# WORK TO COMPLETE
From the records, pick out and copy each line containing "CLOSING".

# RECORD EXTRACTS

------

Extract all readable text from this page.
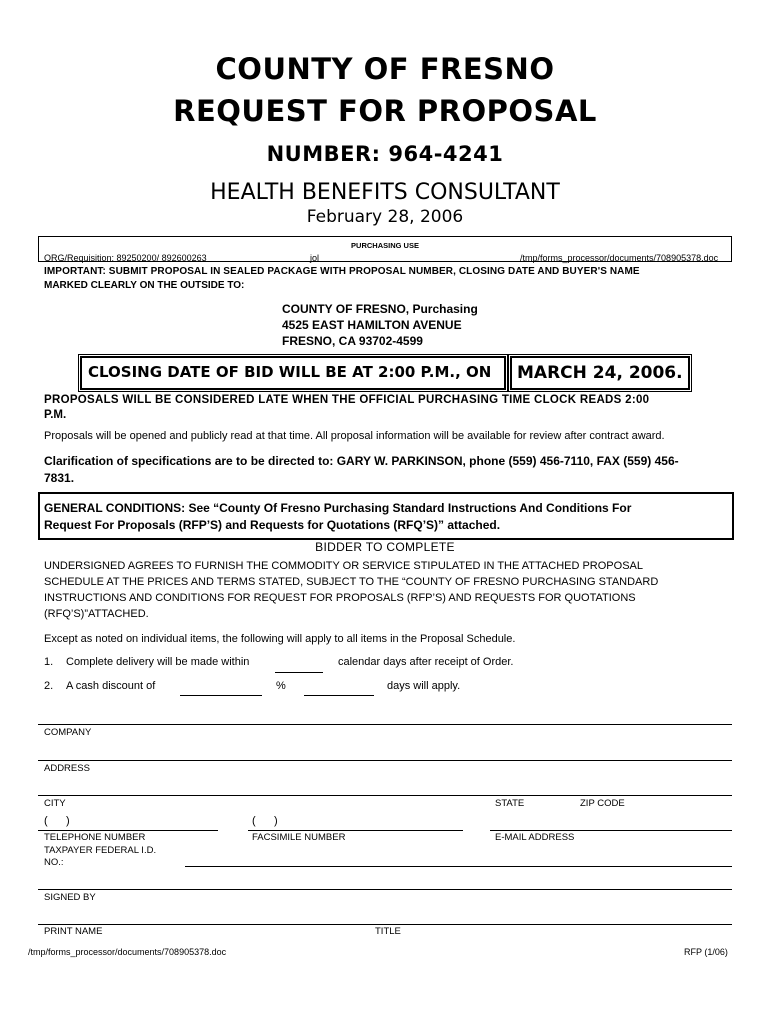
COUNTY OF FRESNO
REQUEST FOR PROPOSAL
NUMBER: 964-4241
HEALTH BENEFITS CONSULTANT
February 28, 2006
PURCHASING USE
ORG/Requisition: 89250200/ 892600263	jol	/tmp/forms_processor/documents/708905378.doc
IMPORTANT: SUBMIT PROPOSAL IN SEALED PACKAGE WITH PROPOSAL NUMBER, CLOSING DATE AND BUYER'S NAME
MARKED CLEARLY ON THE OUTSIDE TO:
COUNTY OF FRESNO, Purchasing
4525 EAST HAMILTON AVENUE
FRESNO, CA 93702-4599
CLOSING DATE OF BID WILL BE AT 2:00 P.M., ON MARCH 24, 2006.
PROPOSALS WILL BE CONSIDERED LATE WHEN THE OFFICIAL PURCHASING TIME CLOCK READS 2:00
P.M.
Proposals will be opened and publicly read at that time. All proposal information will be available for review after contract award.
Clarification of specifications are to be directed to: GARY W. PARKINSON, phone (559) 456-7110, FAX (559) 456-
7831.
GENERAL CONDITIONS: See “County Of Fresno Purchasing Standard Instructions And Conditions For
Request For Proposals (RFP’S) and Requests for Quotations (RFQ’S)” attached.
BIDDER TO COMPLETE
UNDERSIGNED AGREES TO FURNISH THE COMMODITY OR SERVICE STIPULATED IN THE ATTACHED PROPOSAL
SCHEDULE AT THE PRICES AND TERMS STATED, SUBJECT TO THE “COUNTY OF FRESNO PURCHASING STANDARD
INSTRUCTIONS AND CONDITIONS FOR REQUEST FOR PROPOSALS (RFP’S) AND REQUESTS FOR QUOTATIONS
(RFQ’S)”ATTACHED.
Except as noted on individual items, the following will apply to all items in the Proposal Schedule.
1. Complete delivery will be made within	calendar days after receipt of Order.
2. A cash discount of	%	days will apply.
COMPANY
ADDRESS
CITY	STATE	ZIP CODE
(      )	(      )
TELEPHONE NUMBER	FACSIMILE NUMBER	E-MAIL ADDRESS
TAXPAYER FEDERAL I.D.
NO.:
SIGNED BY
PRINT NAME	TITLE
/tmp/forms_processor/documents/708905378.doc	RFP (1/06)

------

# OUTPUT FOR THIS TASK
IMPORTANT: SUBMIT PROPOSAL IN SEALED PACKAGE WITH PROPOSAL NUMBER, CLOSING DATE AND BUYER'S NAME
CLOSING DATE OF BID WILL BE AT 2:00 P.M., ON MARCH 24, 2006.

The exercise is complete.